**Given problem**: Rewrite the lines from the line with "UI element localization: list" to the line with "scrollbar-thumb[interactable] xyxy=(912,70,926,210)", both included, as a JSON list of strings with one string per line. Leave out any blank lines.

— begin Provided records —

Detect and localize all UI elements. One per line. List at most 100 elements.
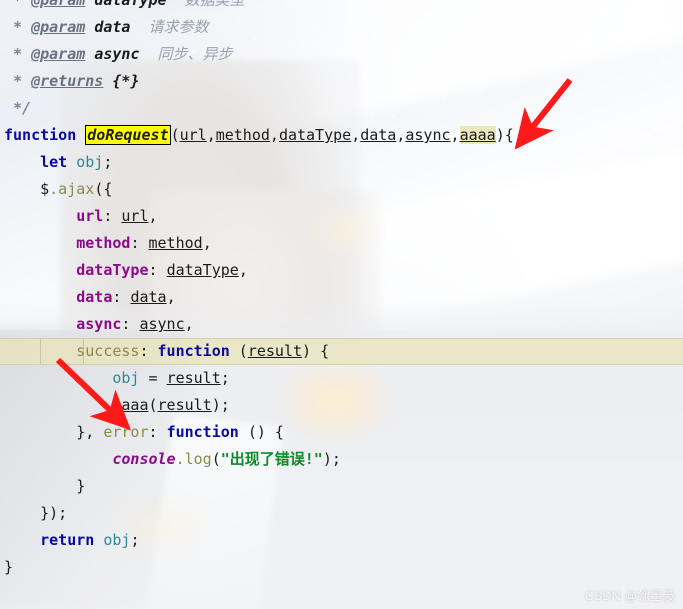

— end Provided records —
— begin Provided records —

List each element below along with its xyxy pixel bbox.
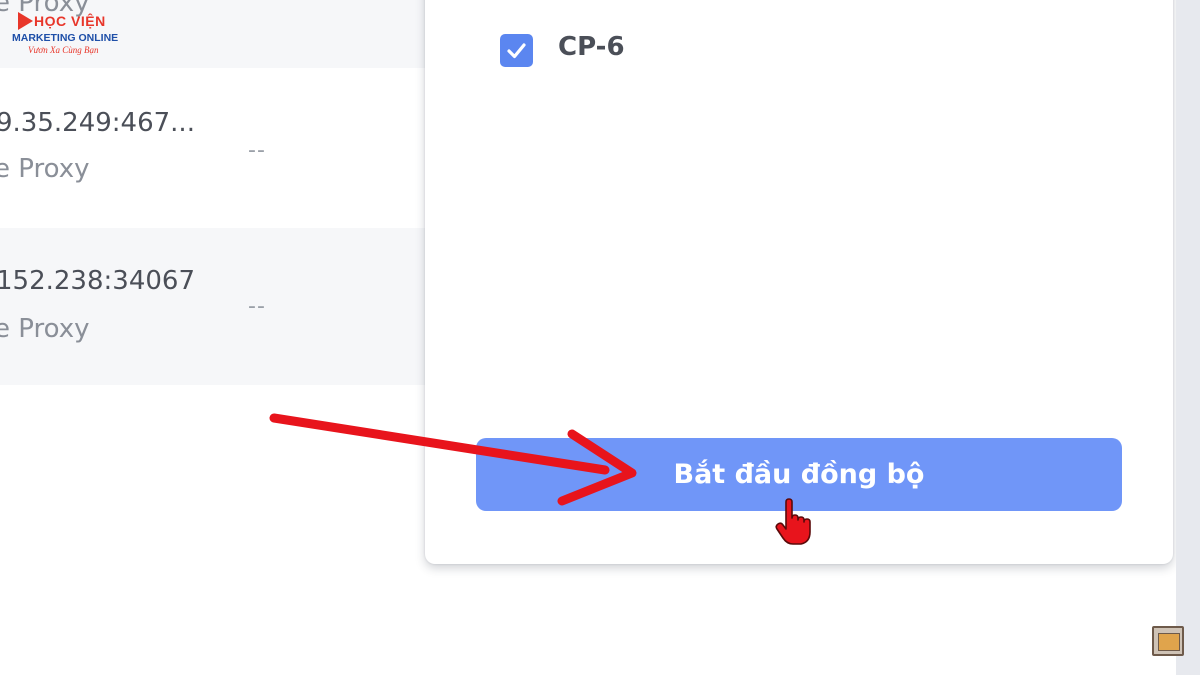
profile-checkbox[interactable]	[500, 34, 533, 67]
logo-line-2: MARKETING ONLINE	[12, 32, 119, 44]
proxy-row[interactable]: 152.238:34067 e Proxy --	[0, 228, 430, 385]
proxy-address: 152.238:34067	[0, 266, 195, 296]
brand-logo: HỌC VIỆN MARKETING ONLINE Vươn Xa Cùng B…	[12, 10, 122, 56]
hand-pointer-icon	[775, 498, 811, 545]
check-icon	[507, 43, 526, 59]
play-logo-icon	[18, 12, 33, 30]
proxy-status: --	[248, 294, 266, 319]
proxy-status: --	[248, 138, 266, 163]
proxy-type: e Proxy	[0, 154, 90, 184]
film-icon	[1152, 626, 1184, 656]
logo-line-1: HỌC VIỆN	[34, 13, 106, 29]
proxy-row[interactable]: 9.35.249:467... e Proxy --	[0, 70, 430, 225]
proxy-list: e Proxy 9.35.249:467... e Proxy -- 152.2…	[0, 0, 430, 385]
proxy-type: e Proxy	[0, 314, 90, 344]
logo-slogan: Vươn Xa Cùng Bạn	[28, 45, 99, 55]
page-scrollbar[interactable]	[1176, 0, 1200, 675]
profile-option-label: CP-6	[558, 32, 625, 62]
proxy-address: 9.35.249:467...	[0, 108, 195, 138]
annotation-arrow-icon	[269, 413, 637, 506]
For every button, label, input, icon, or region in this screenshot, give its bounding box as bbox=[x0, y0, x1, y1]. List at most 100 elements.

— end Provided records —
— begin Provided records —

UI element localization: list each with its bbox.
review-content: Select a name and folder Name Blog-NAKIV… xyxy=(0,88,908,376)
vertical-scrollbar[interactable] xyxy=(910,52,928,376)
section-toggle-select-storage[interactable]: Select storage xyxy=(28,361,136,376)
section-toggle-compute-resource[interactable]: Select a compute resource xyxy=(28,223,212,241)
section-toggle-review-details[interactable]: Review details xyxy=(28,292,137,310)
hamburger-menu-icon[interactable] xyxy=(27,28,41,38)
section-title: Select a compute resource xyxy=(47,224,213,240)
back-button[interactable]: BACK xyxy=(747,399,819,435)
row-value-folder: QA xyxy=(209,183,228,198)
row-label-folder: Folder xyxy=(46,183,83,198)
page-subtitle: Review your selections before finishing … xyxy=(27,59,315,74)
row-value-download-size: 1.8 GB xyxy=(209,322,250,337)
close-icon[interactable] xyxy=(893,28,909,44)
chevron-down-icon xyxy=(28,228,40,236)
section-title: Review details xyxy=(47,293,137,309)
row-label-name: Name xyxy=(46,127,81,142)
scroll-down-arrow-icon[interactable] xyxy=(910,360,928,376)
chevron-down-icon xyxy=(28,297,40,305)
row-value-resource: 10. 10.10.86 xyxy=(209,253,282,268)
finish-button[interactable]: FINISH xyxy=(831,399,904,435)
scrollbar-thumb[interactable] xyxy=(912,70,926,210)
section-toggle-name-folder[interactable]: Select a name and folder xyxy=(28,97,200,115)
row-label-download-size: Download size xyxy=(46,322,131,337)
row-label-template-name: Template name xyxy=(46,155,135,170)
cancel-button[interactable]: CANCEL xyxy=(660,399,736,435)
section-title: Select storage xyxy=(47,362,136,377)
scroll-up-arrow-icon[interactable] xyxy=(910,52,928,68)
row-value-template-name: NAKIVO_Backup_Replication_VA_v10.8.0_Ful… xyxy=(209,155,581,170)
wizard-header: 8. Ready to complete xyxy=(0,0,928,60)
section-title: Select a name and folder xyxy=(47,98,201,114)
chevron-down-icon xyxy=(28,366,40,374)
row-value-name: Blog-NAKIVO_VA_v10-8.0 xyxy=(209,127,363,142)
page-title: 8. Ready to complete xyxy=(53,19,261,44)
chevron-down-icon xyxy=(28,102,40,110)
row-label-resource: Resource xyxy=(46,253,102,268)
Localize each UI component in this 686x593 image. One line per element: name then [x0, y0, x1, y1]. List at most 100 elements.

— end Provided records —

**Result of this task**:
[
  "UI element localization: list each with its bbox.",
  "review-content: Select a name and folder Name Blog-NAKIV… xyxy=(0,88,908,376)",
  "vertical-scrollbar[interactable] xyxy=(910,52,928,376)",
  "section-toggle-select-storage[interactable]: Select storage xyxy=(28,361,136,376)",
  "section-toggle-compute-resource[interactable]: Select a compute resource xyxy=(28,223,212,241)",
  "section-toggle-review-details[interactable]: Review details xyxy=(28,292,137,310)",
  "hamburger-menu-icon[interactable] xyxy=(27,28,41,38)",
  "section-title: Select a compute resource xyxy=(47,224,213,240)",
  "back-button[interactable]: BACK xyxy=(747,399,819,435)",
  "row-value-folder: QA xyxy=(209,183,228,198)",
  "row-label-folder: Folder xyxy=(46,183,83,198)",
  "page-subtitle: Review your selections before finishing … xyxy=(27,59,315,74)",
  "row-value-download-size: 1.8 GB xyxy=(209,322,250,337)",
  "close-icon[interactable] xyxy=(893,28,909,44)",
  "chevron-down-icon xyxy=(28,228,40,236)",
  "section-title: Review details xyxy=(47,293,137,309)",
  "row-label-name: Name xyxy=(46,127,81,142)",
  "scroll-down-arrow-icon[interactable] xyxy=(910,360,928,376)",
  "chevron-down-icon xyxy=(28,297,40,305)",
  "row-value-resource: 10. 10.10.86 xyxy=(209,253,282,268)",
  "finish-button[interactable]: FINISH xyxy=(831,399,904,435)",
  "scrollbar-thumb[interactable] xyxy=(912,70,926,210)"
]